══ DATASET ENTRIES ══

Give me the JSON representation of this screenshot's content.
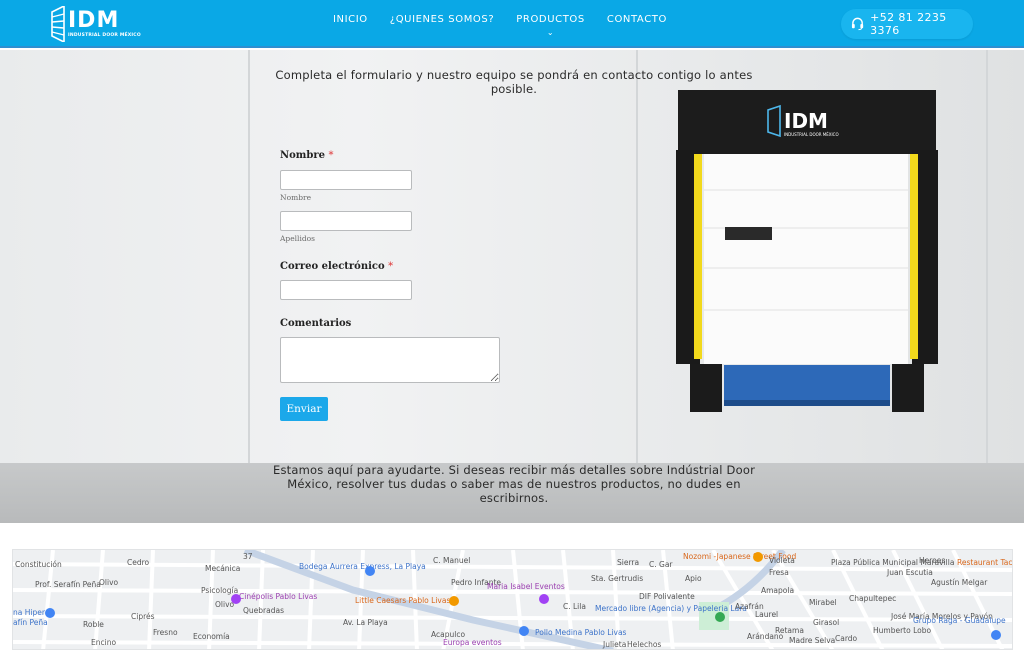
{
  "header": {
    "logo": {
      "text": "IDM",
      "subtext": "INDUSTRIAL DOOR MÉXICO"
    },
    "nav": [
      {
        "label": "INICIO"
      },
      {
        "label": "¿QUIENES SOMOS?"
      },
      {
        "label": "PRODUCTOS",
        "has_dropdown": true
      },
      {
        "label": "CONTACTO"
      }
    ],
    "phone": "+52 81 2235 3376",
    "colors": {
      "bar": "#0aa8e6",
      "button": "#19b5ef"
    }
  },
  "hero": {
    "intro": "Completa el formulario y nuestro equipo se pondrá en contacto contigo lo antes posible.",
    "help": "Estamos aquí para ayudarte. Si deseas recibir más detalles sobre Indústrial Door México, resolver tus dudas o saber mas de nuestros productos, no dudes en escribirnos."
  },
  "form": {
    "name_label": "Nombre",
    "required_mark": "*",
    "first_sublabel": "Nombre",
    "last_sublabel": "Apellidos",
    "email_label": "Correo electrónico",
    "comments_label": "Comentarios",
    "submit_label": "Enviar",
    "first_value": "",
    "last_value": "",
    "email_value": "",
    "comments_value": ""
  },
  "door_image": {
    "brand": "IDM",
    "subtext": "INDUSTRIAL DOOR MÉXICO"
  },
  "map": {
    "labels": [
      {
        "text": "Cedro"
      },
      {
        "text": "Mecánica"
      },
      {
        "text": "Olivo"
      },
      {
        "text": "Psicología"
      },
      {
        "text": "Olivo"
      },
      {
        "text": "Quebradas"
      },
      {
        "text": "Ciprés"
      },
      {
        "text": "Roble"
      },
      {
        "text": "Fresno"
      },
      {
        "text": "Economía"
      },
      {
        "text": "Encino"
      },
      {
        "text": "Prof. Serafín Peña"
      },
      {
        "text": "Constitución"
      },
      {
        "text": "na Hiper"
      },
      {
        "text": "afín Peña"
      },
      {
        "text": "Bodega Aurrera Express, La Playa"
      },
      {
        "text": "Cinépolis Pablo Livas"
      },
      {
        "text": "Little Caesars Pablo Livas"
      },
      {
        "text": "Av. La Playa"
      },
      {
        "text": "C. Manuel"
      },
      {
        "text": "Pedro Infante"
      },
      {
        "text": "Acapulco"
      },
      {
        "text": "Maria Isabel Eventos"
      },
      {
        "text": "Europa eventos"
      },
      {
        "text": "Pollo Medina Pablo Livas"
      },
      {
        "text": "C. Lila"
      },
      {
        "text": "Sta. Gertrudis"
      },
      {
        "text": "Sierra"
      },
      {
        "text": "C. Gar"
      },
      {
        "text": "Mercado libre (Agencia) y Papeleria Lara"
      },
      {
        "text": "DIF Polivalente"
      },
      {
        "text": "Nozomi -Japanese Street Food"
      },
      {
        "text": "Apio"
      },
      {
        "text": "Violeta"
      },
      {
        "text": "Fresa"
      },
      {
        "text": "Azafrán"
      },
      {
        "text": "Laurel"
      },
      {
        "text": "Amapola"
      },
      {
        "text": "Retama"
      },
      {
        "text": "Arándano"
      },
      {
        "text": "Madre Selva"
      },
      {
        "text": "Mirabel"
      },
      {
        "text": "Girasol"
      },
      {
        "text": "Cardo"
      },
      {
        "text": "Plaza Pública Municipal Maravilla"
      },
      {
        "text": "Chapultepec"
      },
      {
        "text": "Juan Escutia"
      },
      {
        "text": "Heroes"
      },
      {
        "text": "Agustín Melgar"
      },
      {
        "text": "Humberto Lobo"
      },
      {
        "text": "José María Morelos y Pavón"
      },
      {
        "text": "Grupo Raga - Guadalupe"
      },
      {
        "text": "Restaurant Tac"
      },
      {
        "text": "37"
      },
      {
        "text": "Julieta"
      },
      {
        "text": "Helechos"
      }
    ]
  }
}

═══

Reproduce the listing exactly. Leave its pictures out.

**RESULT OF THIS TASK**.
Give me the JSON representation of this screenshot's content.
{
  "header": {
    "logo": {
      "text": "IDM",
      "subtext": "INDUSTRIAL DOOR MÉXICO"
    },
    "nav": [
      {
        "label": "INICIO"
      },
      {
        "label": "¿QUIENES SOMOS?"
      },
      {
        "label": "PRODUCTOS",
        "has_dropdown": true
      },
      {
        "label": "CONTACTO"
      }
    ],
    "phone": "+52 81 2235 3376",
    "colors": {
      "bar": "#0aa8e6",
      "button": "#19b5ef"
    }
  },
  "hero": {
    "intro": "Completa el formulario y nuestro equipo se pondrá en contacto contigo lo antes posible.",
    "help": "Estamos aquí para ayudarte. Si deseas recibir más detalles sobre Indústrial Door México, resolver tus dudas o saber mas de nuestros productos, no dudes en escribirnos."
  },
  "form": {
    "name_label": "Nombre",
    "required_mark": "*",
    "first_sublabel": "Nombre",
    "last_sublabel": "Apellidos",
    "email_label": "Correo electrónico",
    "comments_label": "Comentarios",
    "submit_label": "Enviar",
    "first_value": "",
    "last_value": "",
    "email_value": "",
    "comments_value": ""
  },
  "door_image": {
    "brand": "IDM",
    "subtext": "INDUSTRIAL DOOR MÉXICO"
  },
  "map": {
    "labels": [
      {
        "text": "Cedro"
      },
      {
        "text": "Mecánica"
      },
      {
        "text": "Olivo"
      },
      {
        "text": "Psicología"
      },
      {
        "text": "Olivo"
      },
      {
        "text": "Quebradas"
      },
      {
        "text": "Ciprés"
      },
      {
        "text": "Roble"
      },
      {
        "text": "Fresno"
      },
      {
        "text": "Economía"
      },
      {
        "text": "Encino"
      },
      {
        "text": "Prof. Serafín Peña"
      },
      {
        "text": "Constitución"
      },
      {
        "text": "na Hiper"
      },
      {
        "text": "afín Peña"
      },
      {
        "text": "Bodega Aurrera Express, La Playa"
      },
      {
        "text": "Cinépolis Pablo Livas"
      },
      {
        "text": "Little Caesars Pablo Livas"
      },
      {
        "text": "Av. La Playa"
      },
      {
        "text": "C. Manuel"
      },
      {
        "text": "Pedro Infante"
      },
      {
        "text": "Acapulco"
      },
      {
        "text": "Maria Isabel Eventos"
      },
      {
        "text": "Europa eventos"
      },
      {
        "text": "Pollo Medina Pablo Livas"
      },
      {
        "text": "C. Lila"
      },
      {
        "text": "Sta. Gertrudis"
      },
      {
        "text": "Sierra"
      },
      {
        "text": "C. Gar"
      },
      {
        "text": "Mercado libre (Agencia) y Papeleria Lara"
      },
      {
        "text": "DIF Polivalente"
      },
      {
        "text": "Nozomi -Japanese Street Food"
      },
      {
        "text": "Apio"
      },
      {
        "text": "Violeta"
      },
      {
        "text": "Fresa"
      },
      {
        "text": "Azafrán"
      },
      {
        "text": "Laurel"
      },
      {
        "text": "Amapola"
      },
      {
        "text": "Retama"
      },
      {
        "text": "Arándano"
      },
      {
        "text": "Madre Selva"
      },
      {
        "text": "Mirabel"
      },
      {
        "text": "Girasol"
      },
      {
        "text": "Cardo"
      },
      {
        "text": "Plaza Pública Municipal Maravilla"
      },
      {
        "text": "Chapultepec"
      },
      {
        "text": "Juan Escutia"
      },
      {
        "text": "Heroes"
      },
      {
        "text": "Agustín Melgar"
      },
      {
        "text": "Humberto Lobo"
      },
      {
        "text": "José María Morelos y Pavón"
      },
      {
        "text": "Grupo Raga - Guadalupe"
      },
      {
        "text": "Restaurant Tac"
      },
      {
        "text": "37"
      },
      {
        "text": "Julieta"
      },
      {
        "text": "Helechos"
      }
    ]
  }
}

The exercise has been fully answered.